--- BEGIN ---

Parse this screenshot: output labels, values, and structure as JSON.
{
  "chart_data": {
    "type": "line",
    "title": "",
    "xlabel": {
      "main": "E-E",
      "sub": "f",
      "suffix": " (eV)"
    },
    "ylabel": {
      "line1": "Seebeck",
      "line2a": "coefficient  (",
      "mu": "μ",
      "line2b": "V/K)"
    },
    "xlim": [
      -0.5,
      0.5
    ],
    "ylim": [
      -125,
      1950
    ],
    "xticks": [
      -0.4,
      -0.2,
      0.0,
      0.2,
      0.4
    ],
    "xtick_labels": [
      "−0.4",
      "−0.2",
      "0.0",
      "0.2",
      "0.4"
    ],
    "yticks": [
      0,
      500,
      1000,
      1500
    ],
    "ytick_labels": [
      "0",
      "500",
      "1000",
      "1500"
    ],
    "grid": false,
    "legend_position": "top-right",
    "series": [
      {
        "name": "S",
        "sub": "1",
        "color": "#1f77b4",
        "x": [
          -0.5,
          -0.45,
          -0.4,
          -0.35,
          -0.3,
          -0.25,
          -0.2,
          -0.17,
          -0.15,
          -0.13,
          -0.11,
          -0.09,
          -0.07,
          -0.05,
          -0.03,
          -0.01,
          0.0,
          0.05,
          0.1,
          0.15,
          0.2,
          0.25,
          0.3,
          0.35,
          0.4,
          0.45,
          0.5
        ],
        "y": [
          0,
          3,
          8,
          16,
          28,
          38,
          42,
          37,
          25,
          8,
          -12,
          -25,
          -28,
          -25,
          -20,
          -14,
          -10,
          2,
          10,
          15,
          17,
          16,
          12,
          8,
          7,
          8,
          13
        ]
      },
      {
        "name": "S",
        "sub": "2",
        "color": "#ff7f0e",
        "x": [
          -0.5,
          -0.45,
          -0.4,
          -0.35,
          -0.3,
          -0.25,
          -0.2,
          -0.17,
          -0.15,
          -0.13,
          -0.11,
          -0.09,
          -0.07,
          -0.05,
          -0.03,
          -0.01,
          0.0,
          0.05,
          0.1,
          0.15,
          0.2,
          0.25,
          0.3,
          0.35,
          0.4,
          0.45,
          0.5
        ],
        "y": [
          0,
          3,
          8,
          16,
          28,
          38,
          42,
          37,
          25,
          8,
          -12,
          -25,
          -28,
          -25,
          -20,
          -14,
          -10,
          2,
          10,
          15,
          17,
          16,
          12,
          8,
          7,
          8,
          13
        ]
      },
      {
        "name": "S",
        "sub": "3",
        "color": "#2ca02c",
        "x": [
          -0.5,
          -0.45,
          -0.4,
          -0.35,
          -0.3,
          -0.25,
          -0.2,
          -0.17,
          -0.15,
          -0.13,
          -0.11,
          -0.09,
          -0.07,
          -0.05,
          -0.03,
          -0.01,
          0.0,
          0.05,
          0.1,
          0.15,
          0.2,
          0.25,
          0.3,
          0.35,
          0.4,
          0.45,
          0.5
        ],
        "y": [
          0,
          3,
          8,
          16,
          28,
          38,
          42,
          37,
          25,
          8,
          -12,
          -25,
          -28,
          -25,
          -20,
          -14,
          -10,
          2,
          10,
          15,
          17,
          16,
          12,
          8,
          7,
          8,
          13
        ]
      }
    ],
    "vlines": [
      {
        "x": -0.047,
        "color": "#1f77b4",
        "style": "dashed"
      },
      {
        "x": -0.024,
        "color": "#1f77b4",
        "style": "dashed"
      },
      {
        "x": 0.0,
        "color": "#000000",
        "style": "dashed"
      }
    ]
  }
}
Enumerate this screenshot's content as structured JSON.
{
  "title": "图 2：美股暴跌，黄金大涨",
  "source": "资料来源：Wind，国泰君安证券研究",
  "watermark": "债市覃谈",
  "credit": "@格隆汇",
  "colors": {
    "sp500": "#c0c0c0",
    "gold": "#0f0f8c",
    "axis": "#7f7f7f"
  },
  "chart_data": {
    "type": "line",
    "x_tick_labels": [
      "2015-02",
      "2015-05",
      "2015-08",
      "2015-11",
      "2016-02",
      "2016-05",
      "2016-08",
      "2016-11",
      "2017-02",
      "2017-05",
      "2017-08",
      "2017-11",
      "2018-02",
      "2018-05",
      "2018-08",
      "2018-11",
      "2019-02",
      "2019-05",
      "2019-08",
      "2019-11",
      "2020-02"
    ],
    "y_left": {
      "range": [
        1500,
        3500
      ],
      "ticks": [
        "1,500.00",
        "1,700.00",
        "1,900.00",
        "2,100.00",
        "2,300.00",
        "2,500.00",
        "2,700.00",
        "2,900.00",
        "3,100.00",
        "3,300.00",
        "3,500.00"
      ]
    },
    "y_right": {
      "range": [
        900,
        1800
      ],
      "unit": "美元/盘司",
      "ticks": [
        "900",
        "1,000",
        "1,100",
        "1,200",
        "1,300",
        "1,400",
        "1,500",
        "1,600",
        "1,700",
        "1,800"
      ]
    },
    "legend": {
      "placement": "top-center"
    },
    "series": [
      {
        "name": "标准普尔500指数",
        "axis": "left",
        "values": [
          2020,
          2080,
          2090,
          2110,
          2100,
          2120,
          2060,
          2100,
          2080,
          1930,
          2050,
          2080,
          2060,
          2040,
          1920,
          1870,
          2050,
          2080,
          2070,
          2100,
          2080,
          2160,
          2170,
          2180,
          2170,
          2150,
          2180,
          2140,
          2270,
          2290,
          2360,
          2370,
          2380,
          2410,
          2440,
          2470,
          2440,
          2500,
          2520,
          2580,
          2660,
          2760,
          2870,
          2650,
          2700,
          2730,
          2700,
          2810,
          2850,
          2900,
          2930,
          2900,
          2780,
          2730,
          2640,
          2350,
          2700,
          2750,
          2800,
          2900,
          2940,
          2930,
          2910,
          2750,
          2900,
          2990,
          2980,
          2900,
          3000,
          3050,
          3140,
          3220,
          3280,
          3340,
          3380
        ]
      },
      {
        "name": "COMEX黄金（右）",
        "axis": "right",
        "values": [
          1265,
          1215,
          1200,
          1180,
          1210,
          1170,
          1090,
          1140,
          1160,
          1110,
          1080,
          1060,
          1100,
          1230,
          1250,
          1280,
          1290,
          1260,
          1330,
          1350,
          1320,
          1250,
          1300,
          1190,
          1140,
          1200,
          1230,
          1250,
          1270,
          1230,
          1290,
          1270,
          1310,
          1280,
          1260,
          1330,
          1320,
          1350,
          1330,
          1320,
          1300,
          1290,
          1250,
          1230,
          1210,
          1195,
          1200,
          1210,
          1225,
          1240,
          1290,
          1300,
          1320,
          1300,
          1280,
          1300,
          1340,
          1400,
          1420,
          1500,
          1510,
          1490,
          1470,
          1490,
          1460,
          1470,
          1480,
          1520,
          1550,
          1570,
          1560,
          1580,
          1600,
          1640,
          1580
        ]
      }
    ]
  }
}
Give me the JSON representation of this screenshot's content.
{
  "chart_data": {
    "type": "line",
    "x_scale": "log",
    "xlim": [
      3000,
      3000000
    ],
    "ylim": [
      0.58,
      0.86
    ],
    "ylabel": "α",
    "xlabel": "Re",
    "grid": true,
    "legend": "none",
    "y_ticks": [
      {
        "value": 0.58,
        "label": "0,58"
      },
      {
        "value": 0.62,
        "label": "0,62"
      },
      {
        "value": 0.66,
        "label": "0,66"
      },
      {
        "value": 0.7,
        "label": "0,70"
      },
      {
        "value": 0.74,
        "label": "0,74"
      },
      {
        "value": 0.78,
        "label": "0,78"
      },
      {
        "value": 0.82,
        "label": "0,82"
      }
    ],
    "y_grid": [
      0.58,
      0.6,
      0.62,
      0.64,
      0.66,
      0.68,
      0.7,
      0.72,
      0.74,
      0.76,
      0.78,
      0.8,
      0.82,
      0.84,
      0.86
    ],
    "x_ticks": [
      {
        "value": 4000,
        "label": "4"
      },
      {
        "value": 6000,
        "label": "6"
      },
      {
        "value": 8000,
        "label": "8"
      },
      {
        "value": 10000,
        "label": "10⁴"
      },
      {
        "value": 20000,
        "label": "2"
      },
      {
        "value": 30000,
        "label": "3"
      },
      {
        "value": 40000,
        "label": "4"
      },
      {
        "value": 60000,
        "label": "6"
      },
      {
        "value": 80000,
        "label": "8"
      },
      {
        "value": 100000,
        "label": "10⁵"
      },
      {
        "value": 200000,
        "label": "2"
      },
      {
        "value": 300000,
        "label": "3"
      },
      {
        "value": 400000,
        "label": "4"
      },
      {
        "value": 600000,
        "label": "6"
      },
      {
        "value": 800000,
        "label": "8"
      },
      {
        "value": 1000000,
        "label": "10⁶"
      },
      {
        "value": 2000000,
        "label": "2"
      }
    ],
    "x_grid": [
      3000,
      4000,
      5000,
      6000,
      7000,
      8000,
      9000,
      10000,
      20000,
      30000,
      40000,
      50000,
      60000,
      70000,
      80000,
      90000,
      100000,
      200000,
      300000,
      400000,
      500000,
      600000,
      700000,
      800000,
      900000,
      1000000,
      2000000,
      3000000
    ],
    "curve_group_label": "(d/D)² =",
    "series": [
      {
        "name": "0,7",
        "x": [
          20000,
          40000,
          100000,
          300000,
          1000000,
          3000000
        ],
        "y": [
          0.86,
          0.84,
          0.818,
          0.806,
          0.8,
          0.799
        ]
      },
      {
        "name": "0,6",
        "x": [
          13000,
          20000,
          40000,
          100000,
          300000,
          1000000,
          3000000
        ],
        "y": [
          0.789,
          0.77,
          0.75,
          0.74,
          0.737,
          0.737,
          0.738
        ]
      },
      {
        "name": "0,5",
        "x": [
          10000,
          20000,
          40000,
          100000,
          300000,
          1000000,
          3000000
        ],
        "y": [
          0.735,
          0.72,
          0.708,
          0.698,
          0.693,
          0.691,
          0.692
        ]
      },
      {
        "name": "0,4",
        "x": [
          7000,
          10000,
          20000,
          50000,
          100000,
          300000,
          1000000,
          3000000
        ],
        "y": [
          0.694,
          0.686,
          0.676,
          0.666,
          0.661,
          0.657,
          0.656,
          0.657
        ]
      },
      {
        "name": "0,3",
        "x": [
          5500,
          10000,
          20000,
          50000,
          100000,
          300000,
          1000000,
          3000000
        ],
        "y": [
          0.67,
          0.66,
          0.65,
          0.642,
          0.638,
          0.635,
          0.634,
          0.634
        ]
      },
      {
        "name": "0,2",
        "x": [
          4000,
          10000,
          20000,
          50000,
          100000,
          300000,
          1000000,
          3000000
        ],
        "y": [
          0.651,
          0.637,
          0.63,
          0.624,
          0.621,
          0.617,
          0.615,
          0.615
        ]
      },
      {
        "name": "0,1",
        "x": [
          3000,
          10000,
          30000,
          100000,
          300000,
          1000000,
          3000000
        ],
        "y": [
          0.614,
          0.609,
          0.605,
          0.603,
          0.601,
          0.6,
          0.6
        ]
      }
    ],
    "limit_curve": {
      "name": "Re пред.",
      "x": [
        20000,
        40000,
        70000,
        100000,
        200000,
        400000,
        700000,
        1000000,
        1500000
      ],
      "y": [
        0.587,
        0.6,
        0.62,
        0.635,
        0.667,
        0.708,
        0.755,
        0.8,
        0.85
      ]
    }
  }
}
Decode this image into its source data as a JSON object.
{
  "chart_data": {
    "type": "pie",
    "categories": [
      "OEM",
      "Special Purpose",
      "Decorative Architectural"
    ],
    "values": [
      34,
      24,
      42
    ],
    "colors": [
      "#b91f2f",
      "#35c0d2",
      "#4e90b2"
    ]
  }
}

--- END ---

▸ Aim: In the entries above, identify every line with the string "values".

▸ Answer for this exercise:
Parse this screenshot: output labels, values, and structure as JSON.
        "values": [
        "values": [
    "values": [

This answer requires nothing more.